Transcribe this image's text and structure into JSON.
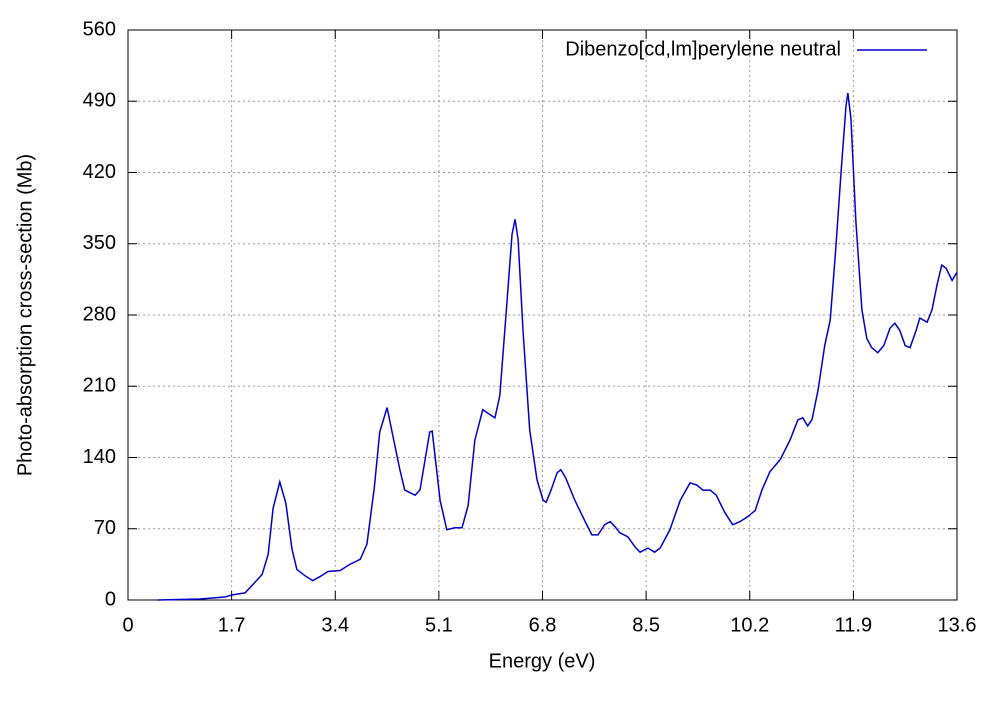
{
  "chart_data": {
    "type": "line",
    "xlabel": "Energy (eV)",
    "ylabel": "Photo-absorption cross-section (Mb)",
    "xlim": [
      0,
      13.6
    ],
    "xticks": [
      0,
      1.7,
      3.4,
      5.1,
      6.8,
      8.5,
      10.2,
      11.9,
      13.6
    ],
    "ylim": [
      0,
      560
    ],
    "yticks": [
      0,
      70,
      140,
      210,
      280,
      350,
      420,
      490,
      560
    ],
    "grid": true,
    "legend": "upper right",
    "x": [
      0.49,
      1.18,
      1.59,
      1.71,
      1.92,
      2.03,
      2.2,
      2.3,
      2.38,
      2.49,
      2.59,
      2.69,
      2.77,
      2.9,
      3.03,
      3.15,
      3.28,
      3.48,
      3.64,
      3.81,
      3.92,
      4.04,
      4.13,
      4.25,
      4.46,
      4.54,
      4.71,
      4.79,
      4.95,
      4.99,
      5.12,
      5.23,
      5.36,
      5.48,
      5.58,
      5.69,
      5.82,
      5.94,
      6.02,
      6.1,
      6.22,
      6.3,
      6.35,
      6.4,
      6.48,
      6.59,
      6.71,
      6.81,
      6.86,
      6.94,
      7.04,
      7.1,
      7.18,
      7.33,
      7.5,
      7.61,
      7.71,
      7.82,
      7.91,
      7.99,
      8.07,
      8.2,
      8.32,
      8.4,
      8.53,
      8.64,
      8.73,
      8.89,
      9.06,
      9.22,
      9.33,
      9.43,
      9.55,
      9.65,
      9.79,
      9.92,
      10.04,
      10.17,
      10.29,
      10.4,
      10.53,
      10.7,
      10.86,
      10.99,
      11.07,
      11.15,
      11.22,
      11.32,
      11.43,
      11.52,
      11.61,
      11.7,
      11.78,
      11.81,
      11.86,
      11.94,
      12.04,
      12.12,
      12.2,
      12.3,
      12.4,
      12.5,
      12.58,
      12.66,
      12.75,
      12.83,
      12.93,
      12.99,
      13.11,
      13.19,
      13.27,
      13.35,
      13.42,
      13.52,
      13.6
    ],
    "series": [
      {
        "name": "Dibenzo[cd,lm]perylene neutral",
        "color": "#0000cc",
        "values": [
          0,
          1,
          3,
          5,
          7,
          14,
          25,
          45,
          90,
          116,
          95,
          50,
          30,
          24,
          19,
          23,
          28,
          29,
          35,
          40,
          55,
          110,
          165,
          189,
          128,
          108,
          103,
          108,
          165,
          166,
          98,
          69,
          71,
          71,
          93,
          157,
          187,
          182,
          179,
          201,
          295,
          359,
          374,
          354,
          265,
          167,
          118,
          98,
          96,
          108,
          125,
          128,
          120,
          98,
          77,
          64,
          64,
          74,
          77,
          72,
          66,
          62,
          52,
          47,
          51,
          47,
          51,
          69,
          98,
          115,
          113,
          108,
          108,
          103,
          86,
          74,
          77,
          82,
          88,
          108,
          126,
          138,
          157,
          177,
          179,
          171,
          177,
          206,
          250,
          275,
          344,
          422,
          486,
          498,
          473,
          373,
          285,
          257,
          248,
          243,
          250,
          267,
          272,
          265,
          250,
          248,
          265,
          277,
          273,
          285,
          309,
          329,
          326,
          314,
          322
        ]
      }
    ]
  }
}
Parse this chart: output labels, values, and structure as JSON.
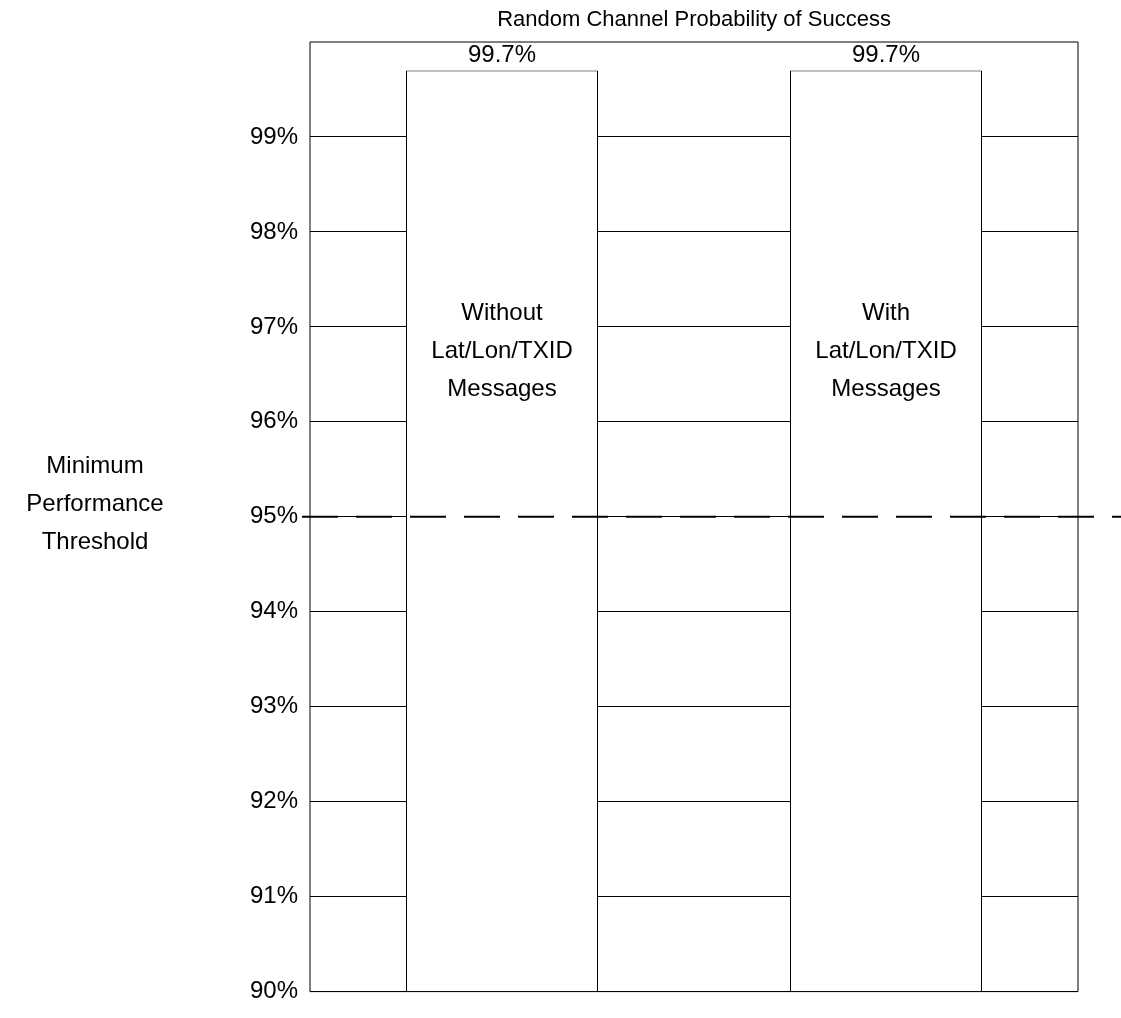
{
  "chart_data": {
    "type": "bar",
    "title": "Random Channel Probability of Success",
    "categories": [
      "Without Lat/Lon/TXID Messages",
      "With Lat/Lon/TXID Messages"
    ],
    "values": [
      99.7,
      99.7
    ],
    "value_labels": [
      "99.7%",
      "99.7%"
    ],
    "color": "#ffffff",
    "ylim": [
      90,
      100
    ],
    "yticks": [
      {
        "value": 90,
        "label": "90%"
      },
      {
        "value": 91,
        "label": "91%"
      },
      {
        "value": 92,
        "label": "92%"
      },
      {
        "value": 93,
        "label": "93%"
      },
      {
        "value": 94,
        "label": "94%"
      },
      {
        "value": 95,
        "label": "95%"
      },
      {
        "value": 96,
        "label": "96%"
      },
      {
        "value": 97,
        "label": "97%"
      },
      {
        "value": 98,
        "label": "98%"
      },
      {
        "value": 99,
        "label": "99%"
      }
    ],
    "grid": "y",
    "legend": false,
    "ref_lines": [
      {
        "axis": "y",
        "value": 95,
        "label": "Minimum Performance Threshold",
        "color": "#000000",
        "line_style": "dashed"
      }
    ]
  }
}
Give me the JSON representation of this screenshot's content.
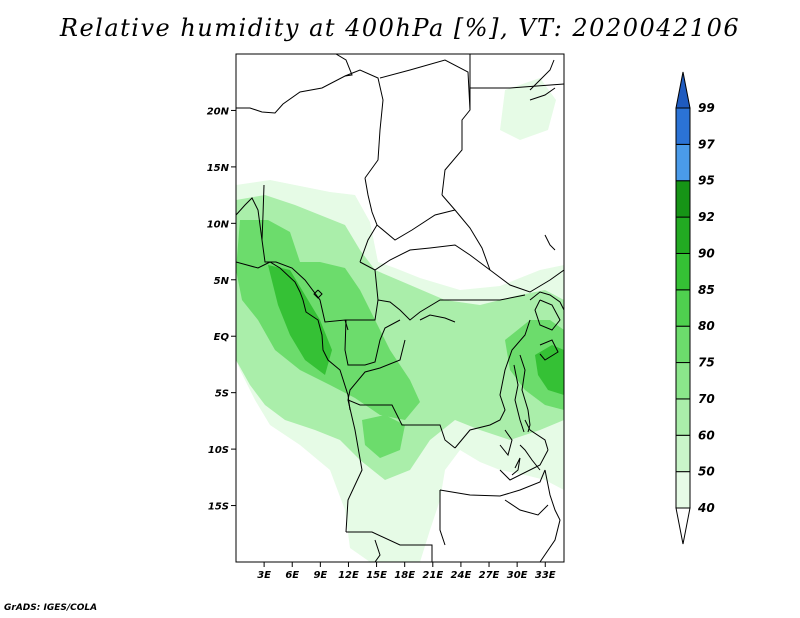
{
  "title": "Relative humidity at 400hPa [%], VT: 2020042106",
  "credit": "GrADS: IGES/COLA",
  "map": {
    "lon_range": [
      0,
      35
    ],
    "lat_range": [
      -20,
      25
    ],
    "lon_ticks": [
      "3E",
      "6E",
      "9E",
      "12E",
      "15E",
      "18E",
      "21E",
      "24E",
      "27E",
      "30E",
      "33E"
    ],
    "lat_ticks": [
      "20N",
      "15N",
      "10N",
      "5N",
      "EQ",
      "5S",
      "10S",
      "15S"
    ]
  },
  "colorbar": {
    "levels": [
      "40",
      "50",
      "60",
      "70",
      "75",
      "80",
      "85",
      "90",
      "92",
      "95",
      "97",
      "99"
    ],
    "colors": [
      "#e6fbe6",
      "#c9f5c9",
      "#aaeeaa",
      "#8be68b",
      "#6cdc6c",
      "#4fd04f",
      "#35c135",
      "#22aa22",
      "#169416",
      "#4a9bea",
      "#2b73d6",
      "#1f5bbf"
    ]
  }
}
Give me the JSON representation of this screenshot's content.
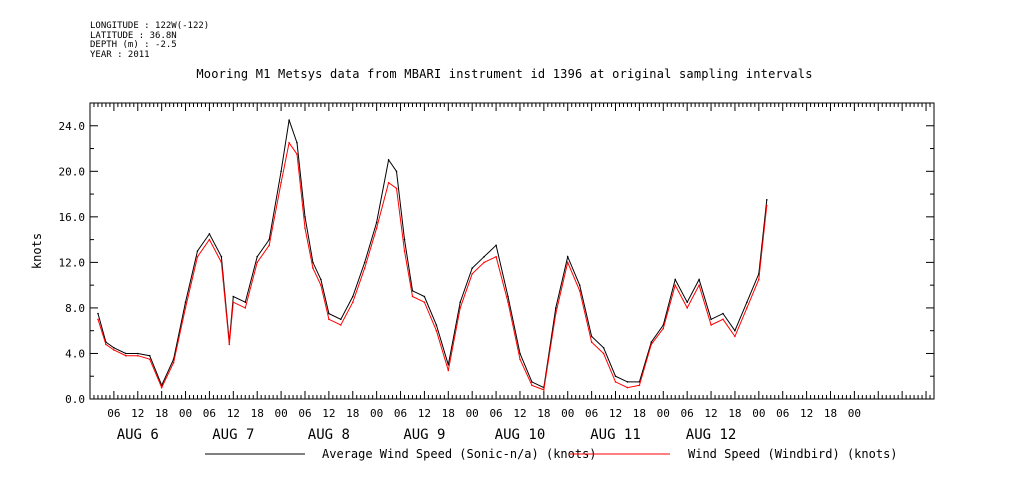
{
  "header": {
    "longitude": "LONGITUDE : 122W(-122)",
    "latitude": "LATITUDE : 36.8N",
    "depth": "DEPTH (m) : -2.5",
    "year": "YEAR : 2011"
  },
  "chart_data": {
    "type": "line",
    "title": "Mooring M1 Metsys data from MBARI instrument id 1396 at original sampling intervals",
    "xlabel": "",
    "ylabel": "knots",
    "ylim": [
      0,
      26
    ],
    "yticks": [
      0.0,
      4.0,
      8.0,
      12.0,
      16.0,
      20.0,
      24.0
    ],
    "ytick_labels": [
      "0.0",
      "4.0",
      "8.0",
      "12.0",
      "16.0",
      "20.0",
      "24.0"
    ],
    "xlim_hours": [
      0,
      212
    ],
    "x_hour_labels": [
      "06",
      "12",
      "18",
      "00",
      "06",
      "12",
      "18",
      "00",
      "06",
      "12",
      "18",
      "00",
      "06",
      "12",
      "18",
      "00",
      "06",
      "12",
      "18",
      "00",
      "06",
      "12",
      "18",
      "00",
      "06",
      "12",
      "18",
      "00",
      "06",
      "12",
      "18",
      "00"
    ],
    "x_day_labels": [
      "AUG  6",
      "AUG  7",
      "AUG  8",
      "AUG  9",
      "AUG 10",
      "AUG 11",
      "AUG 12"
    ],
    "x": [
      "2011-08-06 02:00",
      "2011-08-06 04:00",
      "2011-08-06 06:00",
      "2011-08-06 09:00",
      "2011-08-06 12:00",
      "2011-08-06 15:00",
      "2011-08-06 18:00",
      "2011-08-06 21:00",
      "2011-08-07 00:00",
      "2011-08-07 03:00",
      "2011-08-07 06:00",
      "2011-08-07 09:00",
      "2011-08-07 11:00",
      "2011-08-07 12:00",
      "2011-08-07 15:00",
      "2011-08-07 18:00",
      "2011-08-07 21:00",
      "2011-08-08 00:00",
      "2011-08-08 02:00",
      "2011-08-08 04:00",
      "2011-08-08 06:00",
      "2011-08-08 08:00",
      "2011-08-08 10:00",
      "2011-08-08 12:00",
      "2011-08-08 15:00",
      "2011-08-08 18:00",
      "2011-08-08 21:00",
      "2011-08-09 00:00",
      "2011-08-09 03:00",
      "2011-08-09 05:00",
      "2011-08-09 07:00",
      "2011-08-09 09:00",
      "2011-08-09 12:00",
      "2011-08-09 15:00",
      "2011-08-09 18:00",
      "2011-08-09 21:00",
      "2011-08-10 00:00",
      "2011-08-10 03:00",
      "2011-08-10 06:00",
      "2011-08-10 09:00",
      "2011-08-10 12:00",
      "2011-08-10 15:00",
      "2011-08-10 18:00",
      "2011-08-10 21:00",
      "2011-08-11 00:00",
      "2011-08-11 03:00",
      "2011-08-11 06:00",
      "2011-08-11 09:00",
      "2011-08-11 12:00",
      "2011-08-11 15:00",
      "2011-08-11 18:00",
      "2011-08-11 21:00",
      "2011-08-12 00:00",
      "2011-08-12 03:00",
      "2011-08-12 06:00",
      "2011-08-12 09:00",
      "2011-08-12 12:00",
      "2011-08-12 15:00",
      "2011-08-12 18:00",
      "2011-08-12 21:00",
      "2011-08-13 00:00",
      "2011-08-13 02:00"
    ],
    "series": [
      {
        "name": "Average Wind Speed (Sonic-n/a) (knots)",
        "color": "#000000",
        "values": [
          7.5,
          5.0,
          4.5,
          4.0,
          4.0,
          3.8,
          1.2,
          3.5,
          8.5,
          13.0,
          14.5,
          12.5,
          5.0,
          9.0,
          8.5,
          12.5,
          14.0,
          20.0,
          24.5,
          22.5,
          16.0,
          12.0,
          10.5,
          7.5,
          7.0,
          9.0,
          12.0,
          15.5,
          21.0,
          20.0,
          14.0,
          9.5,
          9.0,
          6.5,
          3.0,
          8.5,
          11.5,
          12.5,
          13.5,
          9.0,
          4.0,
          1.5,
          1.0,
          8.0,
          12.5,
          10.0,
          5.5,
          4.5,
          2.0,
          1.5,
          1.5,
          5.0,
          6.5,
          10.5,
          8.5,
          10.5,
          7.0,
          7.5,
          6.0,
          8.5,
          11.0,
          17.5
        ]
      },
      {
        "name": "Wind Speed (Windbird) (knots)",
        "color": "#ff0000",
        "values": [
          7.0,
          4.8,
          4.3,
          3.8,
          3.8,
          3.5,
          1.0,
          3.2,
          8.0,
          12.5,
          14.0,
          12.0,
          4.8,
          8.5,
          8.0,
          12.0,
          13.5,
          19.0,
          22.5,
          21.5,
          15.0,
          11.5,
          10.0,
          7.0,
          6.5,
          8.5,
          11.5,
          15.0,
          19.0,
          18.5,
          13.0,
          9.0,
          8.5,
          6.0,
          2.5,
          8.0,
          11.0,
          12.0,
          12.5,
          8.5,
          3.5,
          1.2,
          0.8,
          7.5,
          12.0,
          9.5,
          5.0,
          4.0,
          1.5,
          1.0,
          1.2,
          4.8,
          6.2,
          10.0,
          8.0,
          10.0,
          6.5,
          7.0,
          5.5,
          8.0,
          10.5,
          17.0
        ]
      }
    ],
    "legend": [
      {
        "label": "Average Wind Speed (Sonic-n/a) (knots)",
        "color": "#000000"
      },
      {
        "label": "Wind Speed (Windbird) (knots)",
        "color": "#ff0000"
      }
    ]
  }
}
+ + + + + + +
* **Aim of the task**
List every line above that holds the word "Sonic".

* **Expected output**
        "name": "Average Wind Speed (Sonic-n/a) (knots)",
        "label": "Average Wind Speed (Sonic-n/a) (knots)",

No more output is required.